▶ [WHAT IS NEEDED]:
Quote every line as given.
==*==
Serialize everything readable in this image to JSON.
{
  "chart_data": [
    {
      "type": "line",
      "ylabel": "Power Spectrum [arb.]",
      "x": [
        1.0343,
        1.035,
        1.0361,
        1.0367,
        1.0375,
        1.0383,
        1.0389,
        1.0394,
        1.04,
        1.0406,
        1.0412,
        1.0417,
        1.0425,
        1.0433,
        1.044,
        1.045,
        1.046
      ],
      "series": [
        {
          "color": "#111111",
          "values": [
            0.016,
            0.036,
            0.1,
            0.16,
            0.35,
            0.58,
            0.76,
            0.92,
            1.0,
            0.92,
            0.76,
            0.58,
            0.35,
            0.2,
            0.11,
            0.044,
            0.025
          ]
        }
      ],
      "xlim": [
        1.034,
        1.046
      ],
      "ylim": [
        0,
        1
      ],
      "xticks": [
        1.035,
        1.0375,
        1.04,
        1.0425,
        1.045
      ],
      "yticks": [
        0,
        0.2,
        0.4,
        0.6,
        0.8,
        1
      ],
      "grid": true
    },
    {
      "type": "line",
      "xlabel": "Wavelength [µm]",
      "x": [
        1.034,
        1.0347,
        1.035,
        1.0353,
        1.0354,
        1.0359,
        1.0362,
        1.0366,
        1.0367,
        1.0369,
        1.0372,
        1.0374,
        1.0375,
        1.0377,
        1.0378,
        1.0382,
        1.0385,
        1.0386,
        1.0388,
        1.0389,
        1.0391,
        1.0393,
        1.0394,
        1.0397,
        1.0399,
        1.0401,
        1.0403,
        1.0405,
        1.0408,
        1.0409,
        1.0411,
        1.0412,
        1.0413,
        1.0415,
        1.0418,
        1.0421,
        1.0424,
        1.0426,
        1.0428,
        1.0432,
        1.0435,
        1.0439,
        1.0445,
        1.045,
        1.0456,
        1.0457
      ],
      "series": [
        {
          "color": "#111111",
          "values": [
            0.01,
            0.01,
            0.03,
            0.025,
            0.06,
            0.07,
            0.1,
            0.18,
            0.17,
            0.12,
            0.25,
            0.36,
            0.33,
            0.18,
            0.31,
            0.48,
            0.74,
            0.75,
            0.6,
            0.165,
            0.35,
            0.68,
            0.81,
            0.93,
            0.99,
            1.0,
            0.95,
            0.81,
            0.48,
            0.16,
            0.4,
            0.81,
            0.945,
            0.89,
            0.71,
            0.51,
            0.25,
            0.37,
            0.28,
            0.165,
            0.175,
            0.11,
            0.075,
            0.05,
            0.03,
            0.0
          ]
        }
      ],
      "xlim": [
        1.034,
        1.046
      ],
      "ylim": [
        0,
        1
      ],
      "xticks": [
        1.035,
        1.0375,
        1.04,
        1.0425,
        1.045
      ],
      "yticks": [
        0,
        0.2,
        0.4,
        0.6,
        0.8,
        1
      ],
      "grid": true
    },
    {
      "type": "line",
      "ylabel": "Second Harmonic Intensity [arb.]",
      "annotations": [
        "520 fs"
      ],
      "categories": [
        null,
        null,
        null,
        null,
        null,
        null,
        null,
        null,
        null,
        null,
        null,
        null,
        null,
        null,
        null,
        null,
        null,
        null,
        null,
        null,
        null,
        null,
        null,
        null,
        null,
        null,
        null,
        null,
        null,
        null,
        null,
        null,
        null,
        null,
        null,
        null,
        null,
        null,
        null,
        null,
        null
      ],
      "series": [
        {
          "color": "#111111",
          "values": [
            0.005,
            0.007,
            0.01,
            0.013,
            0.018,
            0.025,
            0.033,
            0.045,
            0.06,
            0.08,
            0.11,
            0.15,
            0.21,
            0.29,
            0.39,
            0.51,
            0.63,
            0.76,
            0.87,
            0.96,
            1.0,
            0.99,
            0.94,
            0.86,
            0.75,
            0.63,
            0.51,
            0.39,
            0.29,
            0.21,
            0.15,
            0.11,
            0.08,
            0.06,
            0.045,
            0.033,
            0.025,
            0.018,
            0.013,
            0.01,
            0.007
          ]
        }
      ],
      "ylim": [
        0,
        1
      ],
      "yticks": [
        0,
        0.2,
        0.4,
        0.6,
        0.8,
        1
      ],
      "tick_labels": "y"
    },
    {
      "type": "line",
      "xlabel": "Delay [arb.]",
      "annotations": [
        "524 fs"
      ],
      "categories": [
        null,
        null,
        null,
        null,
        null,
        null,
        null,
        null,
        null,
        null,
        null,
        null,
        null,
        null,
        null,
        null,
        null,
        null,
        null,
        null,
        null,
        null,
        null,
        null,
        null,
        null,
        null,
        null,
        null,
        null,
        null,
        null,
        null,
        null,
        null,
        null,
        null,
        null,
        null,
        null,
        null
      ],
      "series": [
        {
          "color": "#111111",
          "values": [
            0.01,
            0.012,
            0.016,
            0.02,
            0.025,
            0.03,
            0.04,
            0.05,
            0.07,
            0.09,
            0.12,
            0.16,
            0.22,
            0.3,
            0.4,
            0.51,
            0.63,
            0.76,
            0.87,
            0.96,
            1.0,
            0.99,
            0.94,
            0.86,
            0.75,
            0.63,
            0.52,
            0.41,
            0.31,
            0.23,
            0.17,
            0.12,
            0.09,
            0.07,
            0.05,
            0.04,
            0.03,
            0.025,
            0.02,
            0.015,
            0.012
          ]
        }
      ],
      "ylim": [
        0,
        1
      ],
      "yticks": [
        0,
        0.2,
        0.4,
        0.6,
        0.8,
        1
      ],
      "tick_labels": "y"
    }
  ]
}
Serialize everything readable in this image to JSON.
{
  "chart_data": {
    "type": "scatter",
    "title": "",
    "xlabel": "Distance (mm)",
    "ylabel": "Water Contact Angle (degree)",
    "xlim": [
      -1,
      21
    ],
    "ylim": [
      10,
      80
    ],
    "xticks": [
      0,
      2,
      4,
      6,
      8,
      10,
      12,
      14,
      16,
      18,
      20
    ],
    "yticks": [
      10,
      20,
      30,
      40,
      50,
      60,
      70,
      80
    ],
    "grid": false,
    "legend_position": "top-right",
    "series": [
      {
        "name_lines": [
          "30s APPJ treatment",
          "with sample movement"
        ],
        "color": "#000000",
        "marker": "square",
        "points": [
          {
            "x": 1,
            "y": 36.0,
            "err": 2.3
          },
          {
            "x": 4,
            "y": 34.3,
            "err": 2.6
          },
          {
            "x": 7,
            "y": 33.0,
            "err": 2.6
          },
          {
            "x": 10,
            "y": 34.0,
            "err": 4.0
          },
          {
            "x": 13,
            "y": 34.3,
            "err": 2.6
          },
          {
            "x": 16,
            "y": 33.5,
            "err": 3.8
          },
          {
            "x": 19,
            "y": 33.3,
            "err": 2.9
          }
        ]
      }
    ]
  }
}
==*==
▶ [EXERCISE SOLUTION]:
Serialize everything readable in this image to JSON.
{
  "chart_data": [
    {
      "type": "line",
      "ylabel": "Power Spectrum [arb.]",
      "x": [
        1.0343,
        1.035,
        1.0361,
        1.0367,
        1.0375,
        1.0383,
        1.0389,
        1.0394,
        1.04,
        1.0406,
        1.0412,
        1.0417,
        1.0425,
        1.0433,
        1.044,
        1.045,
        1.046
      ],
      "series": [
        {
          "color": "#111111",
          "values": [
            0.016,
            0.036,
            0.1,
            0.16,
            0.35,
            0.58,
            0.76,
            0.92,
            1.0,
            0.92,
            0.76,
            0.58,
            0.35,
            0.2,
            0.11,
            0.044,
            0.025
          ]
        }
      ],
      "xlim": [
        1.034,
        1.046
      ],
      "ylim": [
        0,
        1
      ],
      "xticks": [
        1.035,
        1.0375,
        1.04,
        1.0425,
        1.045
      ],
      "yticks": [
        0,
        0.2,
        0.4,
        0.6,
        0.8,
        1
      ],
      "grid": true
    },
    {
      "type": "line",
      "xlabel": "Wavelength [µm]",
      "x": [
        1.034,
        1.0347,
        1.035,
        1.0353,
        1.0354,
        1.0359,
        1.0362,
        1.0366,
        1.0367,
        1.0369,
        1.0372,
        1.0374,
        1.0375,
        1.0377,
        1.0378,
        1.0382,
        1.0385,
        1.0386,
        1.0388,
        1.0389,
        1.0391,
        1.0393,
        1.0394,
        1.0397,
        1.0399,
        1.0401,
        1.0403,
        1.0405,
        1.0408,
        1.0409,
        1.0411,
        1.0412,
        1.0413,
        1.0415,
        1.0418,
        1.0421,
        1.0424,
        1.0426,
        1.0428,
        1.0432,
        1.0435,
        1.0439,
        1.0445,
        1.045,
        1.0456,
        1.0457
      ],
      "series": [
        {
          "color": "#111111",
          "values": [
            0.01,
            0.01,
            0.03,
            0.025,
            0.06,
            0.07,
            0.1,
            0.18,
            0.17,
            0.12,
            0.25,
            0.36,
            0.33,
            0.18,
            0.31,
            0.48,
            0.74,
            0.75,
            0.6,
            0.165,
            0.35,
            0.68,
            0.81,
            0.93,
            0.99,
            1.0,
            0.95,
            0.81,
            0.48,
            0.16,
            0.4,
            0.81,
            0.945,
            0.89,
            0.71,
            0.51,
            0.25,
            0.37,
            0.28,
            0.165,
            0.175,
            0.11,
            0.075,
            0.05,
            0.03,
            0.0
          ]
        }
      ],
      "xlim": [
        1.034,
        1.046
      ],
      "ylim": [
        0,
        1
      ],
      "xticks": [
        1.035,
        1.0375,
        1.04,
        1.0425,
        1.045
      ],
      "yticks": [
        0,
        0.2,
        0.4,
        0.6,
        0.8,
        1
      ],
      "grid": true
    },
    {
      "type": "line",
      "ylabel": "Second Harmonic Intensity [arb.]",
      "annotations": [
        "520 fs"
      ],
      "categories": [
        null,
        null,
        null,
        null,
        null,
        null,
        null,
        null,
        null,
        null,
        null,
        null,
        null,
        null,
        null,
        null,
        null,
        null,
        null,
        null,
        null,
        null,
        null,
        null,
        null,
        null,
        null,
        null,
        null,
        null,
        null,
        null,
        null,
        null,
        null,
        null,
        null,
        null,
        null,
        null,
        null
      ],
      "series": [
        {
          "color": "#111111",
          "values": [
            0.005,
            0.007,
            0.01,
            0.013,
            0.018,
            0.025,
            0.033,
            0.045,
            0.06,
            0.08,
            0.11,
            0.15,
            0.21,
            0.29,
            0.39,
            0.51,
            0.63,
            0.76,
            0.87,
            0.96,
            1.0,
            0.99,
            0.94,
            0.86,
            0.75,
            0.63,
            0.51,
            0.39,
            0.29,
            0.21,
            0.15,
            0.11,
            0.08,
            0.06,
            0.045,
            0.033,
            0.025,
            0.018,
            0.013,
            0.01,
            0.007
          ]
        }
      ],
      "ylim": [
        0,
        1
      ],
      "yticks": [
        0,
        0.2,
        0.4,
        0.6,
        0.8,
        1
      ],
      "tick_labels": "y"
    },
    {
      "type": "line",
      "xlabel": "Delay [arb.]",
      "annotations": [
        "524 fs"
      ],
      "categories": [
        null,
        null,
        null,
        null,
        null,
        null,
        null,
        null,
        null,
        null,
        null,
        null,
        null,
        null,
        null,
        null,
        null,
        null,
        null,
        null,
        null,
        null,
        null,
        null,
        null,
        null,
        null,
        null,
        null,
        null,
        null,
        null,
        null,
        null,
        null,
        null,
        null,
        null,
        null,
        null,
        null
      ],
      "series": [
        {
          "color": "#111111",
          "values": [
            0.01,
            0.012,
            0.016,
            0.02,
            0.025,
            0.03,
            0.04,
            0.05,
            0.07,
            0.09,
            0.12,
            0.16,
            0.22,
            0.3,
            0.4,
            0.51,
            0.63,
            0.76,
            0.87,
            0.96,
            1.0,
            0.99,
            0.94,
            0.86,
            0.75,
            0.63,
            0.52,
            0.41,
            0.31,
            0.23,
            0.17,
            0.12,
            0.09,
            0.07,
            0.05,
            0.04,
            0.03,
            0.025,
            0.02,
            0.015,
            0.012
          ]
        }
      ],
      "ylim": [
        0,
        1
      ],
      "yticks": [
        0,
        0.2,
        0.4,
        0.6,
        0.8,
        1
      ],
      "tick_labels": "y"
    }
  ]
}
Serialize everything readable in this image to JSON.
{
  "chart_data": {
    "type": "scatter",
    "title": "",
    "xlabel": "Distance (mm)",
    "ylabel": "Water Contact Angle (degree)",
    "xlim": [
      -1,
      21
    ],
    "ylim": [
      10,
      80
    ],
    "xticks": [
      0,
      2,
      4,
      6,
      8,
      10,
      12,
      14,
      16,
      18,
      20
    ],
    "yticks": [
      10,
      20,
      30,
      40,
      50,
      60,
      70,
      80
    ],
    "grid": false,
    "legend_position": "top-right",
    "series": [
      {
        "name_lines": [
          "30s APPJ treatment",
          "with sample movement"
        ],
        "color": "#000000",
        "marker": "square",
        "points": [
          {
            "x": 1,
            "y": 36.0,
            "err": 2.3
          },
          {
            "x": 4,
            "y": 34.3,
            "err": 2.6
          },
          {
            "x": 7,
            "y": 33.0,
            "err": 2.6
          },
          {
            "x": 10,
            "y": 34.0,
            "err": 4.0
          },
          {
            "x": 13,
            "y": 34.3,
            "err": 2.6
          },
          {
            "x": 16,
            "y": 33.5,
            "err": 3.8
          },
          {
            "x": 19,
            "y": 33.3,
            "err": 2.9
          }
        ]
      }
    ]
  }
}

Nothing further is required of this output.